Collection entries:
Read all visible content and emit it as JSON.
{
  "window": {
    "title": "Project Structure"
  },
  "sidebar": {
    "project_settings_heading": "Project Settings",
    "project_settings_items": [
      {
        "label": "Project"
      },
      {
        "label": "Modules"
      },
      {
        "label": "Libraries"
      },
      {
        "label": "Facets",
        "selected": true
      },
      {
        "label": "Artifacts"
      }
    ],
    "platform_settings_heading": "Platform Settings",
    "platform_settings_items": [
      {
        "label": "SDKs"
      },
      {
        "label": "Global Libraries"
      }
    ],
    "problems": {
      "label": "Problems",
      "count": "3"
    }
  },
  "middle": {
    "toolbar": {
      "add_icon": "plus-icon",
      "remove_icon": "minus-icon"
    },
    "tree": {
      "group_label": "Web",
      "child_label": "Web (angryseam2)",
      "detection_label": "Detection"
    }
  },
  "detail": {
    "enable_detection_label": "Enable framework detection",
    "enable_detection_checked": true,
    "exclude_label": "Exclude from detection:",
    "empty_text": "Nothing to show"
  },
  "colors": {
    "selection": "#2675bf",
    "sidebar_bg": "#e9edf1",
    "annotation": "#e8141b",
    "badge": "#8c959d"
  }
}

What the task asks: Using the material above, print every entry exactly as written.

Written solution:
Read all visible content and emit it as JSON.
{
  "window": {
    "title": "Project Structure"
  },
  "sidebar": {
    "project_settings_heading": "Project Settings",
    "project_settings_items": [
      {
        "label": "Project"
      },
      {
        "label": "Modules"
      },
      {
        "label": "Libraries"
      },
      {
        "label": "Facets",
        "selected": true
      },
      {
        "label": "Artifacts"
      }
    ],
    "platform_settings_heading": "Platform Settings",
    "platform_settings_items": [
      {
        "label": "SDKs"
      },
      {
        "label": "Global Libraries"
      }
    ],
    "problems": {
      "label": "Problems",
      "count": "3"
    }
  },
  "middle": {
    "toolbar": {
      "add_icon": "plus-icon",
      "remove_icon": "minus-icon"
    },
    "tree": {
      "group_label": "Web",
      "child_label": "Web (angryseam2)",
      "detection_label": "Detection"
    }
  },
  "detail": {
    "enable_detection_label": "Enable framework detection",
    "enable_detection_checked": true,
    "exclude_label": "Exclude from detection:",
    "empty_text": "Nothing to show"
  },
  "colors": {
    "selection": "#2675bf",
    "sidebar_bg": "#e9edf1",
    "annotation": "#e8141b",
    "badge": "#8c959d"
  }
}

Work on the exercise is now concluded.